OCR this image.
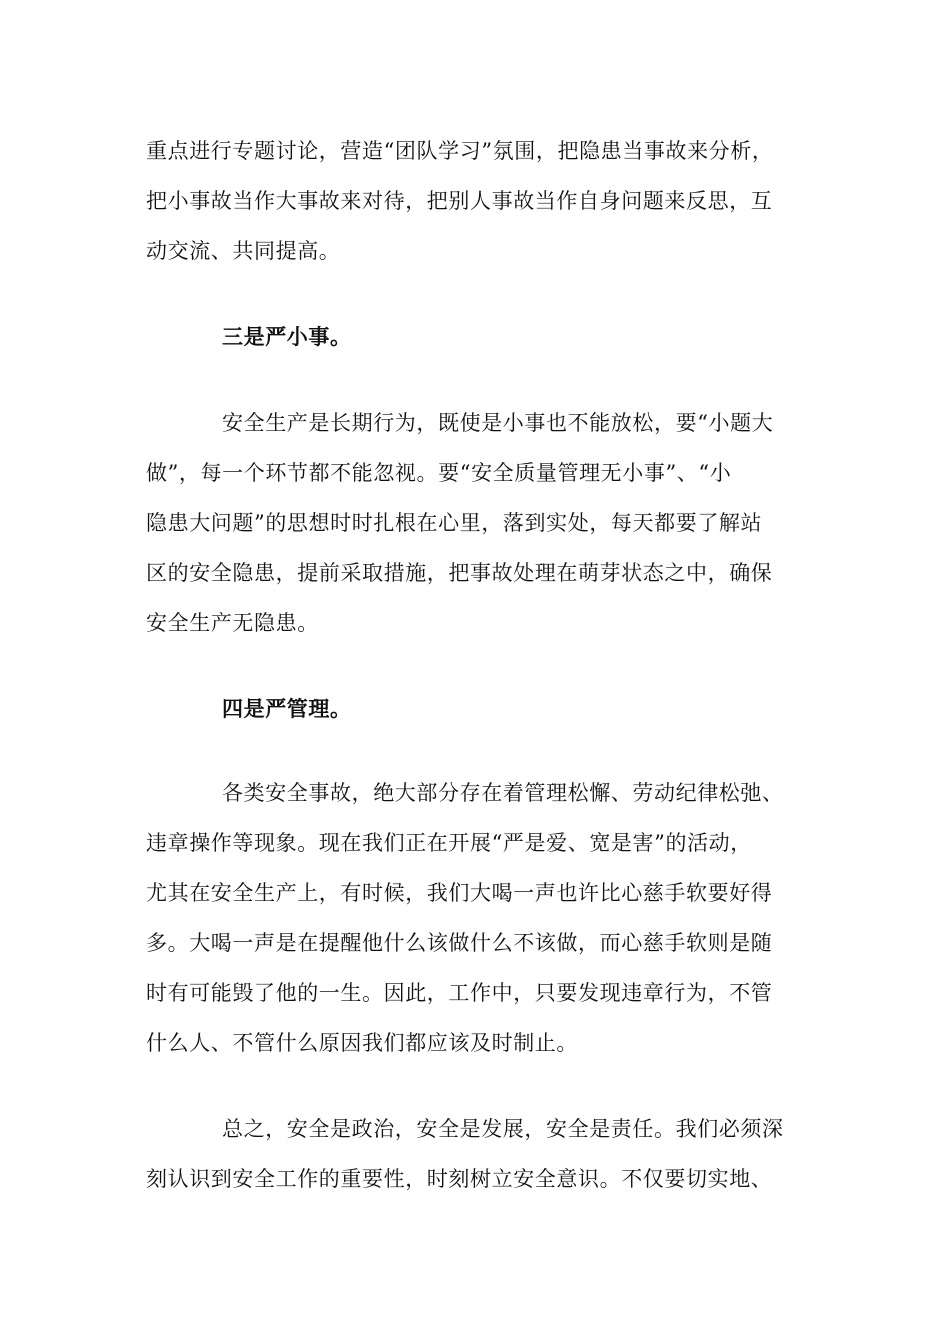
重点进行专题讨论，营造“团队学习”氛围，把隐患当事故来分析，
把小事故当作大事故来对待，把别人事故当作自身问题来反思，互
动交流、共同提高。
三是严小事。
安全生产是长期行为，既使是小事也不能放松，要“小题大
做”，每一个环节都不能忽视。要“安全质量管理无小事”、“小
隐患大问题”的思想时时扎根在心里，落到实处，每天都要了解站
区的安全隐患，提前采取措施，把事故处理在萌芽状态之中，确保
安全生产无隐患。
四是严管理。
各类安全事故，绝大部分存在着管理松懈、劳动纪律松弛、
违章操作等现象。现在我们正在开展“严是爱、宽是害”的活动，
尤其在安全生产上，有时候，我们大喝一声也许比心慈手软要好得
多。大喝一声是在提醒他什么该做什么不该做，而心慈手软则是随
时有可能毁了他的一生。因此，工作中，只要发现违章行为，不管
什么人、不管什么原因我们都应该及时制止。
总之，安全是政治，安全是发展，安全是责任。我们必须深
刻认识到安全工作的重要性，时刻树立安全意识。不仅要切实地、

- - - -

Challenge:
Would you return the data exactly as written, without the pictures?

Exercise response:
OCR this image.
重点进行专题讨论，营造“团队学习”氛围，把隐患当事故来分析，
把小事故当作大事故来对待，把别人事故当作自身问题来反思，互
动交流、共同提高。
三是严小事。
安全生产是长期行为，既使是小事也不能放松，要“小题大
做”，每一个环节都不能忽视。要“安全质量管理无小事”、“小
隐患大问题”的思想时时扎根在心里，落到实处，每天都要了解站
区的安全隐患，提前采取措施，把事故处理在萌芽状态之中，确保
安全生产无隐患。
四是严管理。
各类安全事故，绝大部分存在着管理松懈、劳动纪律松弛、
违章操作等现象。现在我们正在开展“严是爱、宽是害”的活动，
尤其在安全生产上，有时候，我们大喝一声也许比心慈手软要好得
多。大喝一声是在提醒他什么该做什么不该做，而心慈手软则是随
时有可能毁了他的一生。因此，工作中，只要发现违章行为，不管
什么人、不管什么原因我们都应该及时制止。
总之，安全是政治，安全是发展，安全是责任。我们必须深
刻认识到安全工作的重要性，时刻树立安全意识。不仅要切实地、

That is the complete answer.